**Direction**
Every record must appear in your copy exactly as written, with no pictures.

(Entries from a visual dataset)
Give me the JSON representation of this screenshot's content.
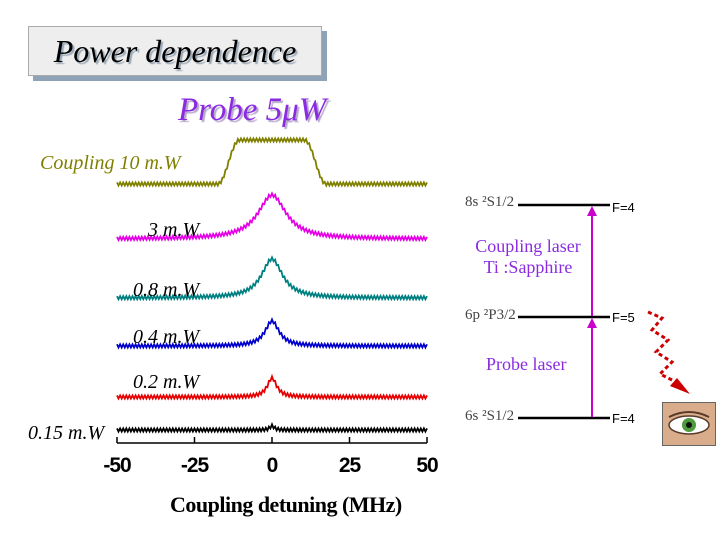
{
  "title": "Power dependence",
  "subtitle": "Probe 5μW",
  "chart_data": {
    "type": "line",
    "xlabel": "Coupling detuning (MHz)",
    "xlim": [
      -50,
      50
    ],
    "xticks": [
      "-50",
      "-25",
      "0",
      "25",
      "50"
    ],
    "series": [
      {
        "name": "Coupling 10 m.W",
        "color": "#808000",
        "peak_center": 0,
        "fwhm": 28,
        "shape": "flat-top",
        "level": 0
      },
      {
        "name": "3 m.W",
        "color": "#e600e6",
        "peak_center": 0,
        "fwhm": 12,
        "shape": "peak",
        "level": 1
      },
      {
        "name": "0.8 m.W",
        "color": "#008080",
        "peak_center": 0,
        "fwhm": 9,
        "shape": "peak",
        "level": 2
      },
      {
        "name": "0.4 m.W",
        "color": "#0000cc",
        "peak_center": 0,
        "fwhm": 6,
        "shape": "peak",
        "level": 3
      },
      {
        "name": "0.2 m.W",
        "color": "#e60000",
        "peak_center": 0,
        "fwhm": 4,
        "shape": "peak",
        "level": 4
      },
      {
        "name": "0.15 m.W",
        "color": "#000000",
        "peak_center": 0,
        "fwhm": 2,
        "shape": "peak",
        "level": 5
      }
    ]
  },
  "level_diagram": {
    "upper_level": "8s ²S1/2",
    "middle_level": "6p ²P3/2",
    "ground_level": "6s ²S1/2",
    "upper_f": "F=4",
    "middle_f": "F=5",
    "ground_f": "F=4",
    "coupling_laser_line1": "Coupling laser",
    "coupling_laser_line2": "Ti :Sapphire",
    "probe_laser": "Probe laser",
    "arrow_color": "#cc00cc",
    "decay_color": "#cc0000"
  }
}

**Task answer**
Give me the JSON representation of this screenshot's content.
{
  "title": "Power dependence",
  "subtitle": "Probe 5μW",
  "chart_data": {
    "type": "line",
    "xlabel": "Coupling detuning (MHz)",
    "xlim": [
      -50,
      50
    ],
    "xticks": [
      "-50",
      "-25",
      "0",
      "25",
      "50"
    ],
    "series": [
      {
        "name": "Coupling 10 m.W",
        "color": "#808000",
        "peak_center": 0,
        "fwhm": 28,
        "shape": "flat-top",
        "level": 0
      },
      {
        "name": "3 m.W",
        "color": "#e600e6",
        "peak_center": 0,
        "fwhm": 12,
        "shape": "peak",
        "level": 1
      },
      {
        "name": "0.8 m.W",
        "color": "#008080",
        "peak_center": 0,
        "fwhm": 9,
        "shape": "peak",
        "level": 2
      },
      {
        "name": "0.4 m.W",
        "color": "#0000cc",
        "peak_center": 0,
        "fwhm": 6,
        "shape": "peak",
        "level": 3
      },
      {
        "name": "0.2 m.W",
        "color": "#e60000",
        "peak_center": 0,
        "fwhm": 4,
        "shape": "peak",
        "level": 4
      },
      {
        "name": "0.15 m.W",
        "color": "#000000",
        "peak_center": 0,
        "fwhm": 2,
        "shape": "peak",
        "level": 5
      }
    ]
  },
  "level_diagram": {
    "upper_level": "8s ²S1/2",
    "middle_level": "6p ²P3/2",
    "ground_level": "6s ²S1/2",
    "upper_f": "F=4",
    "middle_f": "F=5",
    "ground_f": "F=4",
    "coupling_laser_line1": "Coupling laser",
    "coupling_laser_line2": "Ti :Sapphire",
    "probe_laser": "Probe laser",
    "arrow_color": "#cc00cc",
    "decay_color": "#cc0000"
  }
}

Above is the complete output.